# What you are asked to do:
Go through the listing and return every line with "color" in it.
>>>>>
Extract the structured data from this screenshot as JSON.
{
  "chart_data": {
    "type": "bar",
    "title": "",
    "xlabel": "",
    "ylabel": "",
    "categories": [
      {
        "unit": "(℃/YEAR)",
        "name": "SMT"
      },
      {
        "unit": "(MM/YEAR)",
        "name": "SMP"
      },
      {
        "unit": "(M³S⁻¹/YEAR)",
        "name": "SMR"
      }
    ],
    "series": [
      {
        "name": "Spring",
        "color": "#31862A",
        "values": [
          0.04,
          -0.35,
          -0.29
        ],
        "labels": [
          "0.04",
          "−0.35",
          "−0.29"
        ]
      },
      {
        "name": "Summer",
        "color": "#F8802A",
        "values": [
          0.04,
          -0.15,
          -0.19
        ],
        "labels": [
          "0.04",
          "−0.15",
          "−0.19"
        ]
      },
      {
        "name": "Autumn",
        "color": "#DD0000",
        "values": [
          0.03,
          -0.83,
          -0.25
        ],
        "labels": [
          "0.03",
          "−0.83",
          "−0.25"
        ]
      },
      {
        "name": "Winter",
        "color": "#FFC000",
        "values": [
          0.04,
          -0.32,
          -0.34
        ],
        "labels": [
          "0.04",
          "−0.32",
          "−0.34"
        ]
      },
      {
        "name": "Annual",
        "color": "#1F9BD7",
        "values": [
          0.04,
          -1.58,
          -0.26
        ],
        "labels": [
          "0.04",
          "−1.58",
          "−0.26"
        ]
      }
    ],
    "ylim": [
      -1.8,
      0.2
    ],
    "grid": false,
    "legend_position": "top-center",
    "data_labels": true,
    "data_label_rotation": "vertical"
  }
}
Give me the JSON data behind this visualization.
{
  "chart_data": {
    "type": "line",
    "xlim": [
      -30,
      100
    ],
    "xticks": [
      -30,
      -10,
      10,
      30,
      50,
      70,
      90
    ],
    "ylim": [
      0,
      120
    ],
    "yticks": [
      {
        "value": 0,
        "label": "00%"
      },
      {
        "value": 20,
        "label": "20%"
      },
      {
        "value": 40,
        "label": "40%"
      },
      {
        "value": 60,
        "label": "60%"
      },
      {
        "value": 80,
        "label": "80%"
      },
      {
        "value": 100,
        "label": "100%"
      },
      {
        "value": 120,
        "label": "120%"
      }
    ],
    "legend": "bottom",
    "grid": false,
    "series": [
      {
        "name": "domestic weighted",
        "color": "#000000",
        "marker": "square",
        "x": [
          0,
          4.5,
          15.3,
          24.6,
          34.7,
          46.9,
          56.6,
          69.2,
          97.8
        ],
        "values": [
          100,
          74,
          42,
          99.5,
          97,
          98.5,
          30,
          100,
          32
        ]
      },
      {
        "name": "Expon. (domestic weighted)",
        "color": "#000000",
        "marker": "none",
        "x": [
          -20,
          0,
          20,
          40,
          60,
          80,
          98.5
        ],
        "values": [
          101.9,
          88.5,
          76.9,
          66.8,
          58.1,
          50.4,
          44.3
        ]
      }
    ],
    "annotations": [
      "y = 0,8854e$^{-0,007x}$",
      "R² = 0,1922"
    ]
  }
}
<<<<<
# Response for this exercise:
        "color": "#31862A",
        "color": "#F8802A",
        "color": "#DD0000",
        "color": "#FFC000",
        "color": "#1F9BD7",
        "color": "#000000",
        "color": "#000000",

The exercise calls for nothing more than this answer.